- _Text provided_:
# # # # # # #

As to specific components of the subject apparatus, or alternatives therefor, it will be appreciated that, as is normally the case, some such components are known per se in other apparatus or applications which may be additionally or alternatively used herein, including those from art cited herein. All references cited in this specification, and their references, are incorporated by reference herein where appropriate for appropriate teachings of additional or alternative details, features, and/or technical background. What is well known to those skilled in the art need not be re-described here.

Various of the above-mentioned and further features and advantages will be apparent from the specific apparatus and its operation described or shown in the examples below, and in the claims. Thus, the present invention will be better understood from this description of a specific embodiment, including the drawing figures (approximately to scale) wherein:

FIG. 1 is a central axial cross-sectional view of one exemplary embodiment of one of a plurality of substantially identical readily user-exchangeable developer material dispensing containers which are forming part of an exemplary dry particulate imaging development material (e.g., toner, or toner plus some carrier) dispensing system in accordance with the present invention, particularly showing the exemplary container's removable sealing plug;

FIG. 2 is a an enlarged partial (broken away) view of one end of the exemplary dispensing container of FIG. 1 as it is being inserted into the replacement developer material input of a printing apparatus, shown about to engage (in the direction of the illustrated movement arrows) an example of a novel container engagement and toner removal portion of said printing apparatus (also shown in axial cross section, and also partially broken away);

FIGS. 3 and 4 are essentially the same view as that of FIG. 2, but in different positions of the above mating components, wherein;

FIG. 3 shows the completed insertion of the dispensing container of FIG. 1 onto the printer's developer material input (here, a fixed auger tube system), which (as will be described) has thereby automatically removed, and is still holding, the container plug, and allowing developer material to be removed from the container into the printer, as schematically illustrated by the curved movement arrows;

FIG. 4 shows the removal of an empty or replaced developer material container just before the container plug is about to be automatically re-seated to automatically re-seal the container in this exemplary system; and

FIG. 5 is an enlarged perspective partial view of this exemplary system of FIGS. 1-4 for further illustrating in perspective the exemplary components involved in the automatic engagement, removal and reseating of the dispensing aperture sealing plug of the developer material container, in approximately the relative position of FIG. 2.

# # # # # # #

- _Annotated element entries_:
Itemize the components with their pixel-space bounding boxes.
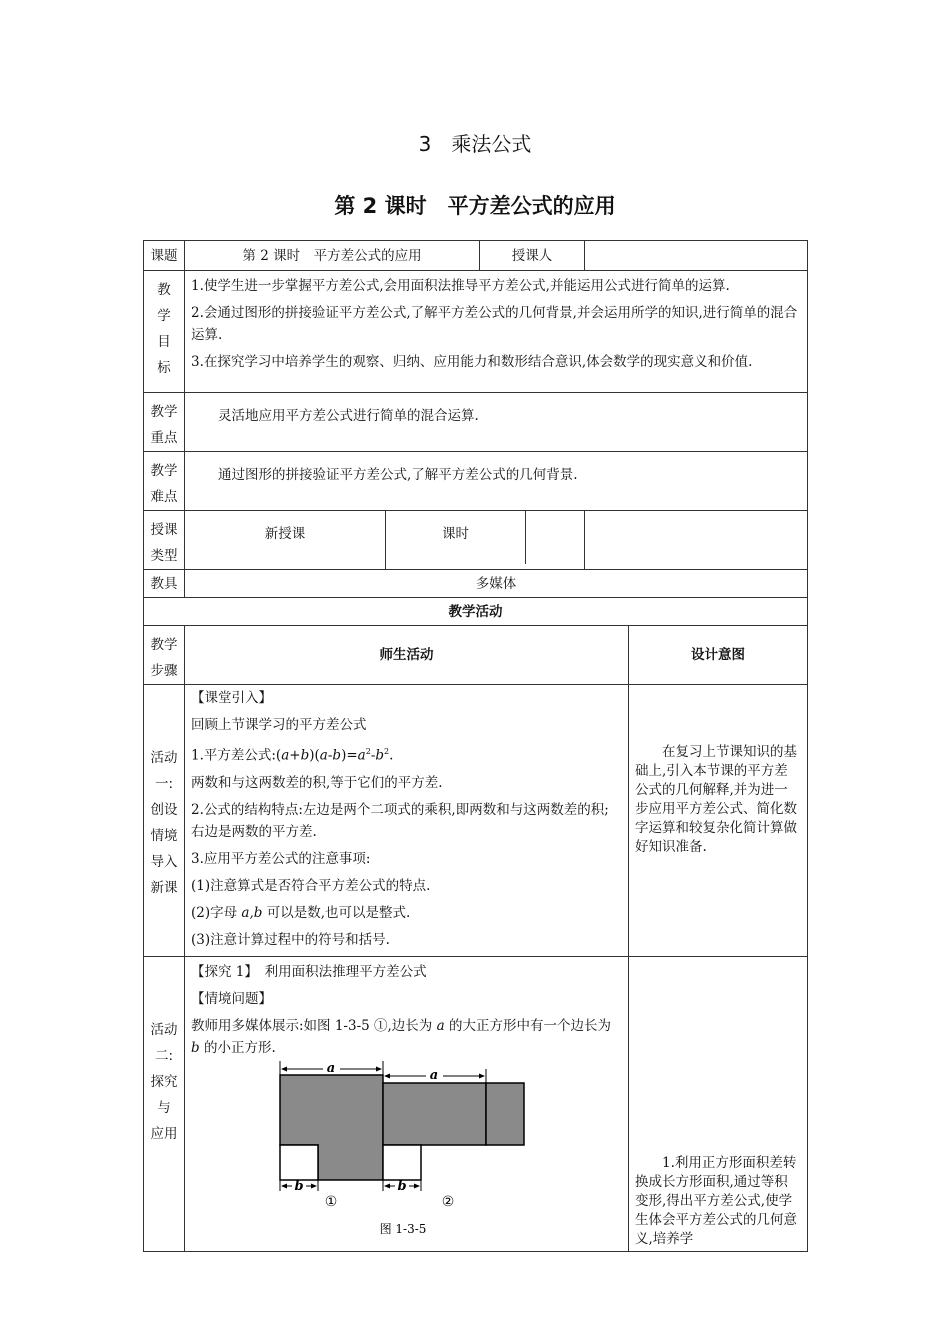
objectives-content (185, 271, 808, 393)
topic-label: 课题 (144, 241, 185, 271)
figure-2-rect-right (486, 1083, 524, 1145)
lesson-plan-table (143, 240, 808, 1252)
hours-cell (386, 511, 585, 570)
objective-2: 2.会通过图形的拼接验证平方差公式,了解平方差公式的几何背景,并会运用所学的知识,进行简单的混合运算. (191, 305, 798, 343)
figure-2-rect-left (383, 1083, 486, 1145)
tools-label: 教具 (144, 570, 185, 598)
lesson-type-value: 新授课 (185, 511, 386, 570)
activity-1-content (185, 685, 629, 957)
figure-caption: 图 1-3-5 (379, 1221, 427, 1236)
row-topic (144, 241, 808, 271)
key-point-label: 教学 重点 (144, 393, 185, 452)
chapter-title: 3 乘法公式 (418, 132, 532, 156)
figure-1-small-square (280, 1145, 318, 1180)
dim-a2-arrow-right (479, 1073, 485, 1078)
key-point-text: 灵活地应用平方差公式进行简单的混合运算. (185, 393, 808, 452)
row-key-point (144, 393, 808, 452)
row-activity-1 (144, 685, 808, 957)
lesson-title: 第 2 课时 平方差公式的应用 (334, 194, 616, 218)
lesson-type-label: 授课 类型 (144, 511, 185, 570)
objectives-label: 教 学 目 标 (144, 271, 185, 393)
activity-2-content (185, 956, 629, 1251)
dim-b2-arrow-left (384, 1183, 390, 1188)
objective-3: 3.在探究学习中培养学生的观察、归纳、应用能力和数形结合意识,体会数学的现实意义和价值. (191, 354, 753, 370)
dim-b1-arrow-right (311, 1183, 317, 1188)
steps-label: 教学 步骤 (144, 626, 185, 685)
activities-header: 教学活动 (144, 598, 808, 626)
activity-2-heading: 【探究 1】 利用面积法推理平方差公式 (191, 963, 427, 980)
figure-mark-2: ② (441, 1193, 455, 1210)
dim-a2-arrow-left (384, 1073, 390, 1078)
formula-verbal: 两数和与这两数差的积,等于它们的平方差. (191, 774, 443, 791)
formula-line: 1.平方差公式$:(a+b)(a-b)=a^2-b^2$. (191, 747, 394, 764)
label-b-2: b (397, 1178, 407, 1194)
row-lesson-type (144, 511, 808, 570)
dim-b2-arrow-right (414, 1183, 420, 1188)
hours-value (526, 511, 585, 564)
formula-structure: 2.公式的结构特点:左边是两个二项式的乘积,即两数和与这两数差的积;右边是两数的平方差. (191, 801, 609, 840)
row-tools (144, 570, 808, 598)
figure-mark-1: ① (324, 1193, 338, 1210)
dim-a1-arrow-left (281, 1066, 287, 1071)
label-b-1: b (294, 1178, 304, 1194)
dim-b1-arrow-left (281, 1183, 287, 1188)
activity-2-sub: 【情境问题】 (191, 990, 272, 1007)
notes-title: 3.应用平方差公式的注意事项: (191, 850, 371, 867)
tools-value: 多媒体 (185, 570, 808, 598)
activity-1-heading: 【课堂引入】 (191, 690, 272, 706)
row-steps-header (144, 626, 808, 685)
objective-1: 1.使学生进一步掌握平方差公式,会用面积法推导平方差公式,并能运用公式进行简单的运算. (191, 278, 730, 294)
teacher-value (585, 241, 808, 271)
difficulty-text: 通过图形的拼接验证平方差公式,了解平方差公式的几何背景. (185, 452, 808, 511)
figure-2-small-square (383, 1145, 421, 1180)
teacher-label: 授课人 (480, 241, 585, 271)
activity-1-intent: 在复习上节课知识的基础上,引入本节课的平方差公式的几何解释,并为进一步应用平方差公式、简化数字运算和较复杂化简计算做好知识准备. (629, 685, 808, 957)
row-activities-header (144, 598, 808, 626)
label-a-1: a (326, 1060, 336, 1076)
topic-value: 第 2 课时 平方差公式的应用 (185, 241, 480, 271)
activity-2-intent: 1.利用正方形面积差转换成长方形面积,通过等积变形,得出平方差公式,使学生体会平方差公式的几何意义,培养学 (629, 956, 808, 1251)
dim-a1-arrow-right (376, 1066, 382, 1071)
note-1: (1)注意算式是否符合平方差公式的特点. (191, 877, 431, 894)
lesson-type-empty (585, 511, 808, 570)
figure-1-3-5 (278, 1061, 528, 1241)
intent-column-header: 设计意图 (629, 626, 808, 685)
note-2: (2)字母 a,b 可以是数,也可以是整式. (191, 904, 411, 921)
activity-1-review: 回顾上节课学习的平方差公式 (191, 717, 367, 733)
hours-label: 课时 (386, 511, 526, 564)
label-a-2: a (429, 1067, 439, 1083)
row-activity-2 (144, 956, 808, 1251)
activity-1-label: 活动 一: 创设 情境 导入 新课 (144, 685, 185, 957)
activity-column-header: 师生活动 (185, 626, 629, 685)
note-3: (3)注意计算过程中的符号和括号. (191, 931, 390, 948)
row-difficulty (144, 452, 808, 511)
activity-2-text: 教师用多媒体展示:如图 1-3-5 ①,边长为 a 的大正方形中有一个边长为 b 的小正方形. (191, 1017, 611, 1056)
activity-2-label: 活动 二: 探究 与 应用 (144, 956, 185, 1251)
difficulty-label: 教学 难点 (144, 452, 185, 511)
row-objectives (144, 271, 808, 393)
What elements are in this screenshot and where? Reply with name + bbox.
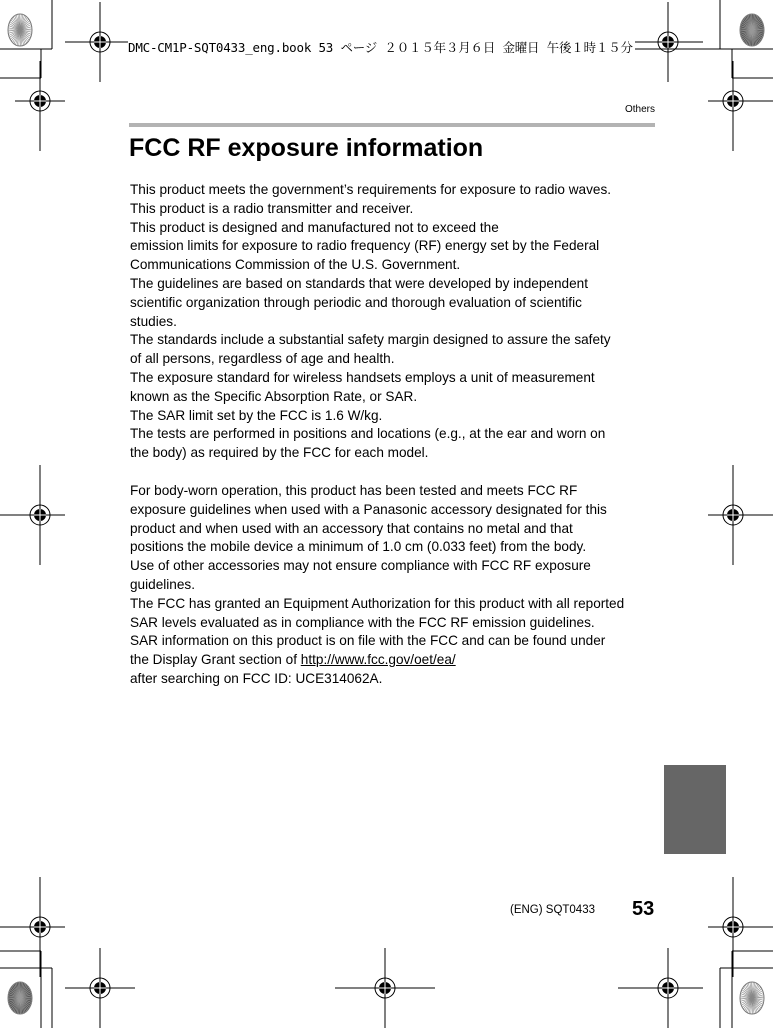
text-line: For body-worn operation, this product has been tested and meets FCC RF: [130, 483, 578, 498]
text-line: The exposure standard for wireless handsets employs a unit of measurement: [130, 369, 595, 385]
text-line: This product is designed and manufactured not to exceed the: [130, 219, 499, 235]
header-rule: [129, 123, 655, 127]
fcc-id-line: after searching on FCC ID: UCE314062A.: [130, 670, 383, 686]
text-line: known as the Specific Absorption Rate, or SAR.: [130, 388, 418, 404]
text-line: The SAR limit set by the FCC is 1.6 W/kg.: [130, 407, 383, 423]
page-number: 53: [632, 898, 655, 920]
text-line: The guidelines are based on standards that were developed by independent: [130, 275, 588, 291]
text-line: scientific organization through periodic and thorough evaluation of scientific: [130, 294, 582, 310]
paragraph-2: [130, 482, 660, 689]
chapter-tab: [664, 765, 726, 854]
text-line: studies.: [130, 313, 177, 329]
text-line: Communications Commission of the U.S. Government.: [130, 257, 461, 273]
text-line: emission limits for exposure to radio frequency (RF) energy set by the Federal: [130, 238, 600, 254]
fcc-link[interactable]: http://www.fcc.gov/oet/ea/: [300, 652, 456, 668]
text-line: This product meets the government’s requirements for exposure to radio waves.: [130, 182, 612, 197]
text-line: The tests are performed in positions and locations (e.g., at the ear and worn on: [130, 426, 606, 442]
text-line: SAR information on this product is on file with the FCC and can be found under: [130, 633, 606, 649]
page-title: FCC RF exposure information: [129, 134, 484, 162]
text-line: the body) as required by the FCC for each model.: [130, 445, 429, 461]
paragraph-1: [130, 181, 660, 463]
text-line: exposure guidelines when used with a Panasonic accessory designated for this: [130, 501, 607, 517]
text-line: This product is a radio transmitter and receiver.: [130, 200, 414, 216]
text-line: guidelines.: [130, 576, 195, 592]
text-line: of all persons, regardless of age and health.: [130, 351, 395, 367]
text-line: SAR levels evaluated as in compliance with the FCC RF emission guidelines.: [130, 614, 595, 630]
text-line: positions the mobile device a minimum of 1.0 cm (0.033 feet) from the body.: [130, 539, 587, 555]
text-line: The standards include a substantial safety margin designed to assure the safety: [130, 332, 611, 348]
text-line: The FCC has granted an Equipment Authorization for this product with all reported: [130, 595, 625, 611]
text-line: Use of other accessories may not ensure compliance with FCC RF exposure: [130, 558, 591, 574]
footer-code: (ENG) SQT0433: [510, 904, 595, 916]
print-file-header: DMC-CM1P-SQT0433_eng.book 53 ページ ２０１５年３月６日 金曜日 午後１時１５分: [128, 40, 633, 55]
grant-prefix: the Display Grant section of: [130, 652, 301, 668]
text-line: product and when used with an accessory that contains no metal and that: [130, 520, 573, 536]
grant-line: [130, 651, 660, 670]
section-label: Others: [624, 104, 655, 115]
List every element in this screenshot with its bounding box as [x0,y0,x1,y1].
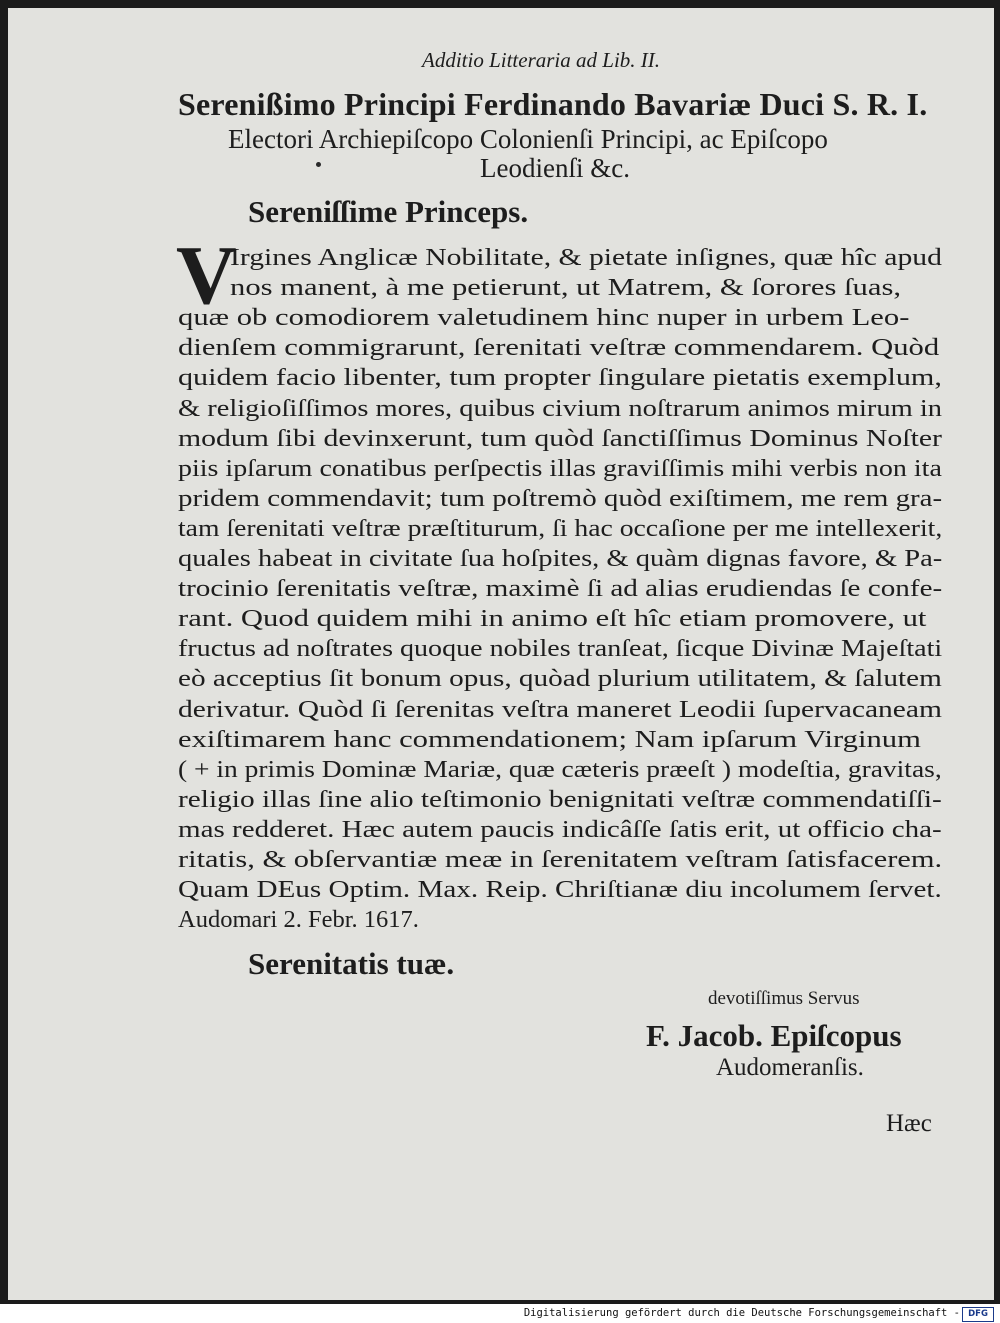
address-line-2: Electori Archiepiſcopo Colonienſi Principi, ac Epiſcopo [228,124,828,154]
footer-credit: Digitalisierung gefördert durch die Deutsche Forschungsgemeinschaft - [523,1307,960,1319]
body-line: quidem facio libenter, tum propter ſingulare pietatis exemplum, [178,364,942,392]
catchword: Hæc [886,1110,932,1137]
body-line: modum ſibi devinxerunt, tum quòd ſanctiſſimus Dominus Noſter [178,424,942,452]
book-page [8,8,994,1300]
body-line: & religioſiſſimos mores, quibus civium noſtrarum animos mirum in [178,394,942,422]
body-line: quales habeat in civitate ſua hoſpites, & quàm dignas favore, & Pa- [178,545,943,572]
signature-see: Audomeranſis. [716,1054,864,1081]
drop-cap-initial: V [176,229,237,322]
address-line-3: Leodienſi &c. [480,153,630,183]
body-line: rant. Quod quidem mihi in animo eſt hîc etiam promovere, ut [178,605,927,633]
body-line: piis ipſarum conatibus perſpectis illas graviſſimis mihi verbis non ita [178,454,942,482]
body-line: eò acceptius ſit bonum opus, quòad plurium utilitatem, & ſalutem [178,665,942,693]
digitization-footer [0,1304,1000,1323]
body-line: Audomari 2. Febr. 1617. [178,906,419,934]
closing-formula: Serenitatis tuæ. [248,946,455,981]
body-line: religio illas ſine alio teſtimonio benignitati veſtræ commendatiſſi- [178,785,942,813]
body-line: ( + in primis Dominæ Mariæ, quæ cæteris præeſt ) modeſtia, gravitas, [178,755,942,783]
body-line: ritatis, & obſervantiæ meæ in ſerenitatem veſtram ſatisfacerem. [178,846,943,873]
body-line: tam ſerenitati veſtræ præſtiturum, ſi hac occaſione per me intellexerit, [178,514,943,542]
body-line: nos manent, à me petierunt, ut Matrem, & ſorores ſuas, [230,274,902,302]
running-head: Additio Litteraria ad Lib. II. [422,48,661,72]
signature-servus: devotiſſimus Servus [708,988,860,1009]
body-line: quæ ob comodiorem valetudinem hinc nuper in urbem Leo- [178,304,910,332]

# # # # # # #

- _Tasks and exercises_:
[1] Answer these questions using the patent excerpt:
(a) What does FIG. 3 identify the printer's developer material input as?
(b) What examples of dry particulate imaging development material are given?
(c) In what relative position is the system shown in FIG. 5?
[2] Copy the stretch from "FIG. 5 is an" through "position of FIG. 2." in the patent excerpt, replacing "sealing plug" with "sealing cap".
[3] List every drawing figure that the patent excerpt describes.

- _Results_:
[1]
(a) A fixed auger tube system.
(b) Toner, or toner plus some carrier.
(c) Approximately the relative position of FIG. 2.

[2]
FIG. 5 is an enlarged perspective partial view of this exemplary system of FIGS. 1-4 for further illustrating in perspective the exemplary components involved in the automatic engagement, removal and reseating of the dispensing aperture sealing cap of the developer material container, in approximately the relative position of FIG. 2.

[3] FIG. 1, FIG. 2, FIG. 3, FIG. 4, FIG. 5